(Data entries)
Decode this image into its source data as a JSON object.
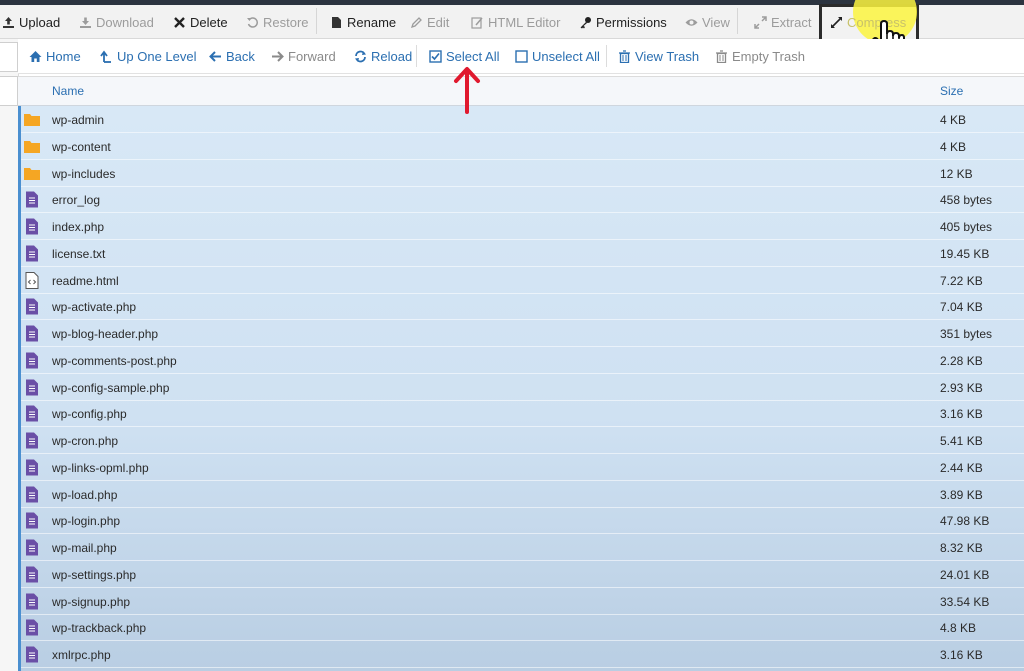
{
  "toolbar": {
    "upload": "Upload",
    "download": "Download",
    "delete": "Delete",
    "restore": "Restore",
    "rename": "Rename",
    "edit": "Edit",
    "html_editor": "HTML Editor",
    "permissions": "Permissions",
    "view": "View",
    "extract": "Extract",
    "compress": "Compress"
  },
  "nav": {
    "home": "Home",
    "up_one_level": "Up One Level",
    "back": "Back",
    "forward": "Forward",
    "reload": "Reload",
    "select_all": "Select All",
    "unselect_all": "Unselect All",
    "view_trash": "View Trash",
    "empty_trash": "Empty Trash"
  },
  "table": {
    "columns": {
      "name": "Name",
      "size": "Size"
    },
    "rows": [
      {
        "name": "wp-admin",
        "size": "4 KB",
        "type": "folder"
      },
      {
        "name": "wp-content",
        "size": "4 KB",
        "type": "folder"
      },
      {
        "name": "wp-includes",
        "size": "12 KB",
        "type": "folder"
      },
      {
        "name": "error_log",
        "size": "458 bytes",
        "type": "file"
      },
      {
        "name": "index.php",
        "size": "405 bytes",
        "type": "file"
      },
      {
        "name": "license.txt",
        "size": "19.45 KB",
        "type": "file"
      },
      {
        "name": "readme.html",
        "size": "7.22 KB",
        "type": "html"
      },
      {
        "name": "wp-activate.php",
        "size": "7.04 KB",
        "type": "file"
      },
      {
        "name": "wp-blog-header.php",
        "size": "351 bytes",
        "type": "file"
      },
      {
        "name": "wp-comments-post.php",
        "size": "2.28 KB",
        "type": "file"
      },
      {
        "name": "wp-config-sample.php",
        "size": "2.93 KB",
        "type": "file"
      },
      {
        "name": "wp-config.php",
        "size": "3.16 KB",
        "type": "file"
      },
      {
        "name": "wp-cron.php",
        "size": "5.41 KB",
        "type": "file"
      },
      {
        "name": "wp-links-opml.php",
        "size": "2.44 KB",
        "type": "file"
      },
      {
        "name": "wp-load.php",
        "size": "3.89 KB",
        "type": "file"
      },
      {
        "name": "wp-login.php",
        "size": "47.98 KB",
        "type": "file"
      },
      {
        "name": "wp-mail.php",
        "size": "8.32 KB",
        "type": "file"
      },
      {
        "name": "wp-settings.php",
        "size": "24.01 KB",
        "type": "file"
      },
      {
        "name": "wp-signup.php",
        "size": "33.54 KB",
        "type": "file"
      },
      {
        "name": "wp-trackback.php",
        "size": "4.8 KB",
        "type": "file"
      },
      {
        "name": "xmlrpc.php",
        "size": "3.16 KB",
        "type": "file"
      }
    ]
  },
  "colors": {
    "accent": "#2b6fb1",
    "folder": "#f5a623",
    "file": "#6a4fa6",
    "selection": "#d8e8f6",
    "annotation_arrow": "#e0192e",
    "highlight": "#fcf440"
  },
  "icons": {
    "folder": "folder-icon",
    "file": "file-icon",
    "html": "html-file-icon"
  }
}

**WRITTEN INSTRUCTION**
Repeat the data in full and exactly. Omit pictures.

**ANSWER IN FULL**
Decode this image into its source data as a JSON object.
{
  "toolbar": {
    "upload": "Upload",
    "download": "Download",
    "delete": "Delete",
    "restore": "Restore",
    "rename": "Rename",
    "edit": "Edit",
    "html_editor": "HTML Editor",
    "permissions": "Permissions",
    "view": "View",
    "extract": "Extract",
    "compress": "Compress"
  },
  "nav": {
    "home": "Home",
    "up_one_level": "Up One Level",
    "back": "Back",
    "forward": "Forward",
    "reload": "Reload",
    "select_all": "Select All",
    "unselect_all": "Unselect All",
    "view_trash": "View Trash",
    "empty_trash": "Empty Trash"
  },
  "table": {
    "columns": {
      "name": "Name",
      "size": "Size"
    },
    "rows": [
      {
        "name": "wp-admin",
        "size": "4 KB",
        "type": "folder"
      },
      {
        "name": "wp-content",
        "size": "4 KB",
        "type": "folder"
      },
      {
        "name": "wp-includes",
        "size": "12 KB",
        "type": "folder"
      },
      {
        "name": "error_log",
        "size": "458 bytes",
        "type": "file"
      },
      {
        "name": "index.php",
        "size": "405 bytes",
        "type": "file"
      },
      {
        "name": "license.txt",
        "size": "19.45 KB",
        "type": "file"
      },
      {
        "name": "readme.html",
        "size": "7.22 KB",
        "type": "html"
      },
      {
        "name": "wp-activate.php",
        "size": "7.04 KB",
        "type": "file"
      },
      {
        "name": "wp-blog-header.php",
        "size": "351 bytes",
        "type": "file"
      },
      {
        "name": "wp-comments-post.php",
        "size": "2.28 KB",
        "type": "file"
      },
      {
        "name": "wp-config-sample.php",
        "size": "2.93 KB",
        "type": "file"
      },
      {
        "name": "wp-config.php",
        "size": "3.16 KB",
        "type": "file"
      },
      {
        "name": "wp-cron.php",
        "size": "5.41 KB",
        "type": "file"
      },
      {
        "name": "wp-links-opml.php",
        "size": "2.44 KB",
        "type": "file"
      },
      {
        "name": "wp-load.php",
        "size": "3.89 KB",
        "type": "file"
      },
      {
        "name": "wp-login.php",
        "size": "47.98 KB",
        "type": "file"
      },
      {
        "name": "wp-mail.php",
        "size": "8.32 KB",
        "type": "file"
      },
      {
        "name": "wp-settings.php",
        "size": "24.01 KB",
        "type": "file"
      },
      {
        "name": "wp-signup.php",
        "size": "33.54 KB",
        "type": "file"
      },
      {
        "name": "wp-trackback.php",
        "size": "4.8 KB",
        "type": "file"
      },
      {
        "name": "xmlrpc.php",
        "size": "3.16 KB",
        "type": "file"
      }
    ]
  },
  "colors": {
    "accent": "#2b6fb1",
    "folder": "#f5a623",
    "file": "#6a4fa6",
    "selection": "#d8e8f6",
    "annotation_arrow": "#e0192e",
    "highlight": "#fcf440"
  },
  "icons": {
    "folder": "folder-icon",
    "file": "file-icon",
    "html": "html-file-icon"
  }
}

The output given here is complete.